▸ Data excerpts
______________________________

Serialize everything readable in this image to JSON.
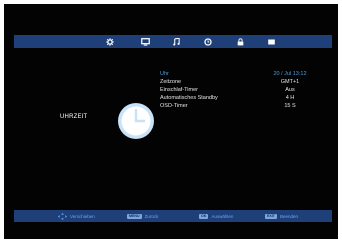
{
  "tabs": [
    {
      "icon": "gear-icon"
    },
    {
      "icon": "tv-monitor-icon"
    },
    {
      "icon": "music-note-icon"
    },
    {
      "icon": "clock-icon"
    },
    {
      "icon": "lock-icon"
    },
    {
      "icon": "rectangle-icon"
    }
  ],
  "page": {
    "section_label": "UHRZEIT"
  },
  "settings": {
    "rows": [
      {
        "label": "Uhr",
        "value": "20 / Jul 13:12"
      },
      {
        "label": "Zeitzone",
        "value": "GMT+1"
      },
      {
        "label": "Einschlaf-Timer",
        "value": "Aus"
      },
      {
        "label": "Automatisches Standby",
        "value": "4 H"
      },
      {
        "label": "OSD-Timer",
        "value": "15 S"
      }
    ]
  },
  "bottom": {
    "move": {
      "label": "Verschieben"
    },
    "back": {
      "key": "MENU",
      "label": "Zurück"
    },
    "ok": {
      "key": "OK",
      "label": "Auswählen"
    },
    "exit": {
      "key": "EXIT",
      "label": "Beenden"
    }
  },
  "colors": {
    "bar": "#1f3f78",
    "highlight": "#4a9fe0",
    "background": "#030303"
  }
}
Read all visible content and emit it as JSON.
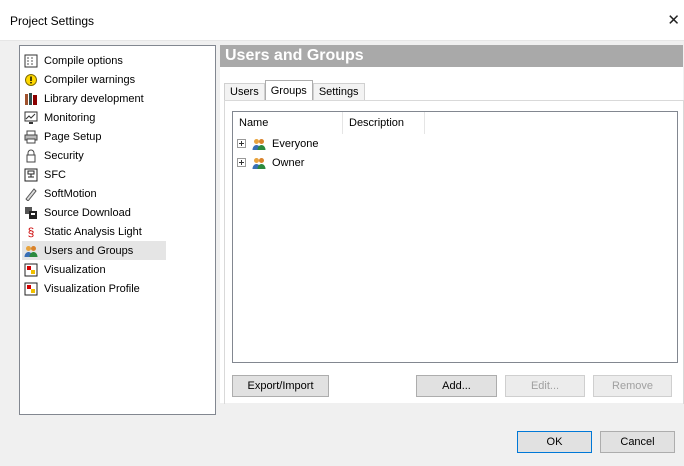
{
  "window": {
    "title": "Project Settings",
    "close_glyph": "✕"
  },
  "sidebar": {
    "items": [
      {
        "label": "Compile options",
        "icon": "compile-options-icon"
      },
      {
        "label": "Compiler warnings",
        "icon": "warning-icon"
      },
      {
        "label": "Library development",
        "icon": "library-icon"
      },
      {
        "label": "Monitoring",
        "icon": "monitoring-icon"
      },
      {
        "label": "Page Setup",
        "icon": "printer-icon"
      },
      {
        "label": "Security",
        "icon": "lock-icon"
      },
      {
        "label": "SFC",
        "icon": "sfc-icon"
      },
      {
        "label": "SoftMotion",
        "icon": "softmotion-icon"
      },
      {
        "label": "Source Download",
        "icon": "source-download-icon"
      },
      {
        "label": "Static Analysis Light",
        "icon": "section-sign-icon"
      },
      {
        "label": "Users and Groups",
        "icon": "users-icon",
        "selected": true
      },
      {
        "label": "Visualization",
        "icon": "visualization-icon"
      },
      {
        "label": "Visualization Profile",
        "icon": "visualization-profile-icon"
      }
    ]
  },
  "main": {
    "header": "Users and Groups",
    "tabs": [
      {
        "label": "Users"
      },
      {
        "label": "Groups",
        "active": true
      },
      {
        "label": "Settings"
      }
    ],
    "tree": {
      "columns": [
        "Name",
        "Description"
      ],
      "rows": [
        {
          "name": "Everyone",
          "description": ""
        },
        {
          "name": "Owner",
          "description": ""
        }
      ]
    },
    "buttons": {
      "export_import": "Export/Import",
      "add": "Add...",
      "edit": "Edit...",
      "remove": "Remove"
    }
  },
  "footer": {
    "ok": "OK",
    "cancel": "Cancel"
  },
  "colors": {
    "header_bg": "#a9a9a9",
    "selected_item": "#e5e5e5",
    "default_button_border": "#0078d7"
  }
}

______________________________

▸ TASK REQUIREMENTS
Reproduce every record above exactly, omitting the pictures.

▸ THE RESPONSE
Serialize everything readable in this image to JSON.
{
  "tabs": [
    {
      "icon": "gear-icon"
    },
    {
      "icon": "tv-monitor-icon"
    },
    {
      "icon": "music-note-icon"
    },
    {
      "icon": "clock-icon"
    },
    {
      "icon": "lock-icon"
    },
    {
      "icon": "rectangle-icon"
    }
  ],
  "page": {
    "section_label": "UHRZEIT"
  },
  "settings": {
    "rows": [
      {
        "label": "Uhr",
        "value": "20 / Jul 13:12"
      },
      {
        "label": "Zeitzone",
        "value": "GMT+1"
      },
      {
        "label": "Einschlaf-Timer",
        "value": "Aus"
      },
      {
        "label": "Automatisches Standby",
        "value": "4 H"
      },
      {
        "label": "OSD-Timer",
        "value": "15 S"
      }
    ]
  },
  "bottom": {
    "move": {
      "label": "Verschieben"
    },
    "back": {
      "key": "MENU",
      "label": "Zurück"
    },
    "ok": {
      "key": "OK",
      "label": "Auswählen"
    },
    "exit": {
      "key": "EXIT",
      "label": "Beenden"
    }
  },
  "colors": {
    "bar": "#1f3f78",
    "highlight": "#4a9fe0",
    "background": "#030303"
  }
}
Read all visible content and emit it as JSON.
{
  "window": {
    "title": "Project Settings",
    "close_glyph": "✕"
  },
  "sidebar": {
    "items": [
      {
        "label": "Compile options",
        "icon": "compile-options-icon"
      },
      {
        "label": "Compiler warnings",
        "icon": "warning-icon"
      },
      {
        "label": "Library development",
        "icon": "library-icon"
      },
      {
        "label": "Monitoring",
        "icon": "monitoring-icon"
      },
      {
        "label": "Page Setup",
        "icon": "printer-icon"
      },
      {
        "label": "Security",
        "icon": "lock-icon"
      },
      {
        "label": "SFC",
        "icon": "sfc-icon"
      },
      {
        "label": "SoftMotion",
        "icon": "softmotion-icon"
      },
      {
        "label": "Source Download",
        "icon": "source-download-icon"
      },
      {
        "label": "Static Analysis Light",
        "icon": "section-sign-icon"
      },
      {
        "label": "Users and Groups",
        "icon": "users-icon",
        "selected": true
      },
      {
        "label": "Visualization",
        "icon": "visualization-icon"
      },
      {
        "label": "Visualization Profile",
        "icon": "visualization-profile-icon"
      }
    ]
  },
  "main": {
    "header": "Users and Groups",
    "tabs": [
      {
        "label": "Users"
      },
      {
        "label": "Groups",
        "active": true
      },
      {
        "label": "Settings"
      }
    ],
    "tree": {
      "columns": [
        "Name",
        "Description"
      ],
      "rows": [
        {
          "name": "Everyone",
          "description": ""
        },
        {
          "name": "Owner",
          "description": ""
        }
      ]
    },
    "buttons": {
      "export_import": "Export/Import",
      "add": "Add...",
      "edit": "Edit...",
      "remove": "Remove"
    }
  },
  "footer": {
    "ok": "OK",
    "cancel": "Cancel"
  },
  "colors": {
    "header_bg": "#a9a9a9",
    "selected_item": "#e5e5e5",
    "default_button_border": "#0078d7"
  }
}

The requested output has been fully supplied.